Exercise → Extract every record, keeping each one exactly as it is.

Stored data
━━━━━━━━━━━━━━━━

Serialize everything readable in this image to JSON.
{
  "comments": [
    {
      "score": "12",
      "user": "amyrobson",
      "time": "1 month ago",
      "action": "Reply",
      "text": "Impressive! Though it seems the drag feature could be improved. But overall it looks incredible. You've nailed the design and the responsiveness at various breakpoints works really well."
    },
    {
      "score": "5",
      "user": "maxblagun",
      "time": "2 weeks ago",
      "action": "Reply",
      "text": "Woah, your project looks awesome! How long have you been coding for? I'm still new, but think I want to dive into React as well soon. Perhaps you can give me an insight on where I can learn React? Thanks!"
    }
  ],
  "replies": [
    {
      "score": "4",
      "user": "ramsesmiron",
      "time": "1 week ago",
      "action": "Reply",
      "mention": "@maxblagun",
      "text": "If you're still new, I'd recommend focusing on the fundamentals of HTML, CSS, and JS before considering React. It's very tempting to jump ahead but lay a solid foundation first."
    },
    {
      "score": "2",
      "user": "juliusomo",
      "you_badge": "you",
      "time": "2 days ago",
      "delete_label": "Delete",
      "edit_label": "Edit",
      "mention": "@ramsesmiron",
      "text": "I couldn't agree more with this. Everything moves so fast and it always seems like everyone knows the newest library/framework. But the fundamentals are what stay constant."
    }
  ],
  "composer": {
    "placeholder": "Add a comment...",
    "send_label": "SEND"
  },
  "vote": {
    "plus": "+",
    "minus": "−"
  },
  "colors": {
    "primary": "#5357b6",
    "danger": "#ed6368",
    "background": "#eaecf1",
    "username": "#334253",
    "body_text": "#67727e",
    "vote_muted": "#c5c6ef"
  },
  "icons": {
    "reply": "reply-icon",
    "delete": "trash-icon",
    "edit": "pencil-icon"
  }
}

━━━━━━━━━━━━━━━━

Answer to this problem →
Serialize everything readable in this image to JSON.
{
  "comments": [
    {
      "score": "12",
      "user": "amyrobson",
      "time": "1 month ago",
      "action": "Reply",
      "text": "Impressive! Though it seems the drag feature could be improved. But overall it looks incredible. You've nailed the design and the responsiveness at various breakpoints works really well."
    },
    {
      "score": "5",
      "user": "maxblagun",
      "time": "2 weeks ago",
      "action": "Reply",
      "text": "Woah, your project looks awesome! How long have you been coding for? I'm still new, but think I want to dive into React as well soon. Perhaps you can give me an insight on where I can learn React? Thanks!"
    }
  ],
  "replies": [
    {
      "score": "4",
      "user": "ramsesmiron",
      "time": "1 week ago",
      "action": "Reply",
      "mention": "@maxblagun",
      "text": "If you're still new, I'd recommend focusing on the fundamentals of HTML, CSS, and JS before considering React. It's very tempting to jump ahead but lay a solid foundation first."
    },
    {
      "score": "2",
      "user": "juliusomo",
      "you_badge": "you",
      "time": "2 days ago",
      "delete_label": "Delete",
      "edit_label": "Edit",
      "mention": "@ramsesmiron",
      "text": "I couldn't agree more with this. Everything moves so fast and it always seems like everyone knows the newest library/framework. But the fundamentals are what stay constant."
    }
  ],
  "composer": {
    "placeholder": "Add a comment...",
    "send_label": "SEND"
  },
  "vote": {
    "plus": "+",
    "minus": "−"
  },
  "colors": {
    "primary": "#5357b6",
    "danger": "#ed6368",
    "background": "#eaecf1",
    "username": "#334253",
    "body_text": "#67727e",
    "vote_muted": "#c5c6ef"
  },
  "icons": {
    "reply": "reply-icon",
    "delete": "trash-icon",
    "edit": "pencil-icon"
  }
}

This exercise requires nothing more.